Quote all entries in full, exactly.
+++ EXERCISE MATERIALS
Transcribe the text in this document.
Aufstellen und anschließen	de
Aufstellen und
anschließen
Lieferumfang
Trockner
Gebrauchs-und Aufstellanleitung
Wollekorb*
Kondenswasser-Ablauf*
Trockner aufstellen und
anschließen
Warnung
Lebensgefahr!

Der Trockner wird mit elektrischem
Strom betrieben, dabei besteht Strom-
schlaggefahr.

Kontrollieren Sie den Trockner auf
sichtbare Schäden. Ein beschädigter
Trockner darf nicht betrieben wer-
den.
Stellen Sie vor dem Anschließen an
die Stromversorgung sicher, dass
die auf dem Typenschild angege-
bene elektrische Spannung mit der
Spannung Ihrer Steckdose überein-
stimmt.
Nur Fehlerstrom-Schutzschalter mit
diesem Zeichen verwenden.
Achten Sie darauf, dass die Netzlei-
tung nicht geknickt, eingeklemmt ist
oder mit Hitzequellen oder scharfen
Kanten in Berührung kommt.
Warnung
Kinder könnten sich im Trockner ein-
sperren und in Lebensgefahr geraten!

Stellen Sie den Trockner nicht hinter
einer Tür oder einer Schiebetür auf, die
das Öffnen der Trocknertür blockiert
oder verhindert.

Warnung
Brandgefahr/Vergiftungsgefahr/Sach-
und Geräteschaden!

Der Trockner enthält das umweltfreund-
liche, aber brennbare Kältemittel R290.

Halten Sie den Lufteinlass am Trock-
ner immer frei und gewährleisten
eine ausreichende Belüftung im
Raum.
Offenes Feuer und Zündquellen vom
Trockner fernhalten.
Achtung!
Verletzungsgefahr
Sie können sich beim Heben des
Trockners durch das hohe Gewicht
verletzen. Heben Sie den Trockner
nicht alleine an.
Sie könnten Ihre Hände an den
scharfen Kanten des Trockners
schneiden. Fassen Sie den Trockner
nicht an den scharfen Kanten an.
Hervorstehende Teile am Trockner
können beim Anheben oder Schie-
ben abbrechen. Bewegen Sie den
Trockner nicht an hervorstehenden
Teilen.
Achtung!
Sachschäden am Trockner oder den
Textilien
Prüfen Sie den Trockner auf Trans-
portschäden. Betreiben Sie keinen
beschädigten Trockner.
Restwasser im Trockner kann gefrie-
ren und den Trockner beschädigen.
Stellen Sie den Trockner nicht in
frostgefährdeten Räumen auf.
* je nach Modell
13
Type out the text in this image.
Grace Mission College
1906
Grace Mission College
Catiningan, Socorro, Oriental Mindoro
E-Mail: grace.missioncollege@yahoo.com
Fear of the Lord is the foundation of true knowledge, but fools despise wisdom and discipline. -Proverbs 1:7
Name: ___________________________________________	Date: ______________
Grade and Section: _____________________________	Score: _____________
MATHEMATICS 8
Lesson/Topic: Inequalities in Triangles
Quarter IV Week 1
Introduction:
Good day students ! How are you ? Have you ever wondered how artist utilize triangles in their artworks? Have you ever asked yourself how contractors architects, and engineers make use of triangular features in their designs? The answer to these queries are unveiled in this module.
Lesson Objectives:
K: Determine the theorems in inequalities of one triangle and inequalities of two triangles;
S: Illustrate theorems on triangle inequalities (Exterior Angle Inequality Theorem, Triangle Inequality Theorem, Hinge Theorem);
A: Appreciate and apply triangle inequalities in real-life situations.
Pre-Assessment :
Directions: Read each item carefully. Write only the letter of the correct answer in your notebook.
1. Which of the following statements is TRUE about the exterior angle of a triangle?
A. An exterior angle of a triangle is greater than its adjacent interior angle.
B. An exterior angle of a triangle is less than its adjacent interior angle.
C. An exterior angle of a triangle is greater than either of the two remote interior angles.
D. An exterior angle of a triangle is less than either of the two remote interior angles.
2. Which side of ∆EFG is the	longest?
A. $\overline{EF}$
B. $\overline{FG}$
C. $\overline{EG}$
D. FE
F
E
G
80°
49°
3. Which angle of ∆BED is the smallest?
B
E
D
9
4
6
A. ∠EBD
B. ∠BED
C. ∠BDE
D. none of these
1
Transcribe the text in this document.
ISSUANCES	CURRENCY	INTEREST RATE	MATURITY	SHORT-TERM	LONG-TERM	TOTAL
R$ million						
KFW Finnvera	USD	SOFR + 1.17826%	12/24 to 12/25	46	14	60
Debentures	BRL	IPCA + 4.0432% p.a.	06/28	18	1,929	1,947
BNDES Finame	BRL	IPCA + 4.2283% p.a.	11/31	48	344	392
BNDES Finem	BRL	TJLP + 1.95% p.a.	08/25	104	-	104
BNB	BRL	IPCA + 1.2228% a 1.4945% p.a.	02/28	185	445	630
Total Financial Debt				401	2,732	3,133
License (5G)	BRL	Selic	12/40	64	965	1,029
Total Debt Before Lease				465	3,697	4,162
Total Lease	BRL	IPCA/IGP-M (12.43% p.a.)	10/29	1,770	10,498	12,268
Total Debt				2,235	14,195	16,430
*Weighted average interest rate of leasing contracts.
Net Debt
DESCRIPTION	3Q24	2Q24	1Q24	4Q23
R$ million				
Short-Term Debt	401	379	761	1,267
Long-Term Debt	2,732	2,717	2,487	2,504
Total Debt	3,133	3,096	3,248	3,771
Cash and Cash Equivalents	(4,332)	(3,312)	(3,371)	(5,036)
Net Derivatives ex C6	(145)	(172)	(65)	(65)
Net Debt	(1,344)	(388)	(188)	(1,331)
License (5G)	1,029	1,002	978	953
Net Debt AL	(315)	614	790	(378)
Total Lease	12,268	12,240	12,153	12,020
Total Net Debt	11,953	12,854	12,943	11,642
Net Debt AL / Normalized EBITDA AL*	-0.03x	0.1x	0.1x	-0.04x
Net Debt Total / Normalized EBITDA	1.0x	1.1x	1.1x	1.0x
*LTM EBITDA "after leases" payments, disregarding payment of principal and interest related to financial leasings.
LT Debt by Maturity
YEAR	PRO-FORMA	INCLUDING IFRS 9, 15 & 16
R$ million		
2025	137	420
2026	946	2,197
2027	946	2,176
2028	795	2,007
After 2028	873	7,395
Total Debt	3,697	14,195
++++++
(SOLUTION TO THE PROBLEM)
Transcribe the text in this document.
Aufstellen und anschließen	de
Aufstellen und
anschließen
Lieferumfang
Trockner
Gebrauchs-und Aufstellanleitung
Wollekorb*
Kondenswasser-Ablauf*
Trockner aufstellen und
anschließen
Warnung
Lebensgefahr!

Der Trockner wird mit elektrischem
Strom betrieben, dabei besteht Strom-
schlaggefahr.

Kontrollieren Sie den Trockner auf
sichtbare Schäden. Ein beschädigter
Trockner darf nicht betrieben wer-
den.
Stellen Sie vor dem Anschließen an
die Stromversorgung sicher, dass
die auf dem Typenschild angege-
bene elektrische Spannung mit der
Spannung Ihrer Steckdose überein-
stimmt.
Nur Fehlerstrom-Schutzschalter mit
diesem Zeichen verwenden.
Achten Sie darauf, dass die Netzlei-
tung nicht geknickt, eingeklemmt ist
oder mit Hitzequellen oder scharfen
Kanten in Berührung kommt.
Warnung
Kinder könnten sich im Trockner ein-
sperren und in Lebensgefahr geraten!

Stellen Sie den Trockner nicht hinter
einer Tür oder einer Schiebetür auf, die
das Öffnen der Trocknertür blockiert
oder verhindert.

Warnung
Brandgefahr/Vergiftungsgefahr/Sach-
und Geräteschaden!

Der Trockner enthält das umweltfreund-
liche, aber brennbare Kältemittel R290.

Halten Sie den Lufteinlass am Trock-
ner immer frei und gewährleisten
eine ausreichende Belüftung im
Raum.
Offenes Feuer und Zündquellen vom
Trockner fernhalten.
Achtung!
Verletzungsgefahr
Sie können sich beim Heben des
Trockners durch das hohe Gewicht
verletzen. Heben Sie den Trockner
nicht alleine an.
Sie könnten Ihre Hände an den
scharfen Kanten des Trockners
schneiden. Fassen Sie den Trockner
nicht an den scharfen Kanten an.
Hervorstehende Teile am Trockner
können beim Anheben oder Schie-
ben abbrechen. Bewegen Sie den
Trockner nicht an hervorstehenden
Teilen.
Achtung!
Sachschäden am Trockner oder den
Textilien
Prüfen Sie den Trockner auf Trans-
portschäden. Betreiben Sie keinen
beschädigten Trockner.
Restwasser im Trockner kann gefrie-
ren und den Trockner beschädigen.
Stellen Sie den Trockner nicht in
frostgefährdeten Räumen auf.
* je nach Modell
13
Type out the text in this image.
Grace Mission College
1906
Grace Mission College
Catiningan, Socorro, Oriental Mindoro
E-Mail: grace.missioncollege@yahoo.com
Fear of the Lord is the foundation of true knowledge, but fools despise wisdom and discipline. -Proverbs 1:7
Name: ___________________________________________	Date: ______________
Grade and Section: _____________________________	Score: _____________
MATHEMATICS 8
Lesson/Topic: Inequalities in Triangles
Quarter IV Week 1
Introduction:
Good day students ! How are you ? Have you ever wondered how artist utilize triangles in their artworks? Have you ever asked yourself how contractors architects, and engineers make use of triangular features in their designs? The answer to these queries are unveiled in this module.
Lesson Objectives:
K: Determine the theorems in inequalities of one triangle and inequalities of two triangles;
S: Illustrate theorems on triangle inequalities (Exterior Angle Inequality Theorem, Triangle Inequality Theorem, Hinge Theorem);
A: Appreciate and apply triangle inequalities in real-life situations.
Pre-Assessment :
Directions: Read each item carefully. Write only the letter of the correct answer in your notebook.
1. Which of the following statements is TRUE about the exterior angle of a triangle?
A. An exterior angle of a triangle is greater than its adjacent interior angle.
B. An exterior angle of a triangle is less than its adjacent interior angle.
C. An exterior angle of a triangle is greater than either of the two remote interior angles.
D. An exterior angle of a triangle is less than either of the two remote interior angles.
2. Which side of ∆EFG is the	longest?
A. $\overline{EF}$
B. $\overline{FG}$
C. $\overline{EG}$
D. FE
F
E
G
80°
49°
3. Which angle of ∆BED is the smallest?
B
E
D
9
4
6
A. ∠EBD
B. ∠BED
C. ∠BDE
D. none of these
1
Transcribe the text in this document.
ISSUANCES	CURRENCY	INTEREST RATE	MATURITY	SHORT-TERM	LONG-TERM	TOTAL
R$ million						
KFW Finnvera	USD	SOFR + 1.17826%	12/24 to 12/25	46	14	60
Debentures	BRL	IPCA + 4.0432% p.a.	06/28	18	1,929	1,947
BNDES Finame	BRL	IPCA + 4.2283% p.a.	11/31	48	344	392
BNDES Finem	BRL	TJLP + 1.95% p.a.	08/25	104	-	104
BNB	BRL	IPCA + 1.2228% a 1.4945% p.a.	02/28	185	445	630
Total Financial Debt				401	2,732	3,133
License (5G)	BRL	Selic	12/40	64	965	1,029
Total Debt Before Lease				465	3,697	4,162
Total Lease	BRL	IPCA/IGP-M (12.43% p.a.)	10/29	1,770	10,498	12,268
Total Debt				2,235	14,195	16,430
*Weighted average interest rate of leasing contracts.
Net Debt
DESCRIPTION	3Q24	2Q24	1Q24	4Q23
R$ million				
Short-Term Debt	401	379	761	1,267
Long-Term Debt	2,732	2,717	2,487	2,504
Total Debt	3,133	3,096	3,248	3,771
Cash and Cash Equivalents	(4,332)	(3,312)	(3,371)	(5,036)
Net Derivatives ex C6	(145)	(172)	(65)	(65)
Net Debt	(1,344)	(388)	(188)	(1,331)
License (5G)	1,029	1,002	978	953
Net Debt AL	(315)	614	790	(378)
Total Lease	12,268	12,240	12,153	12,020
Total Net Debt	11,953	12,854	12,943	11,642
Net Debt AL / Normalized EBITDA AL*	-0.03x	0.1x	0.1x	-0.04x
Net Debt Total / Normalized EBITDA	1.0x	1.1x	1.1x	1.0x
*LTM EBITDA "after leases" payments, disregarding payment of principal and interest related to financial leasings.
LT Debt by Maturity
YEAR	PRO-FORMA	INCLUDING IFRS 9, 15 & 16
R$ million		
2025	137	420
2026	946	2,197
2027	946	2,176
2028	795	2,007
After 2028	873	7,395
Total Debt	3,697	14,195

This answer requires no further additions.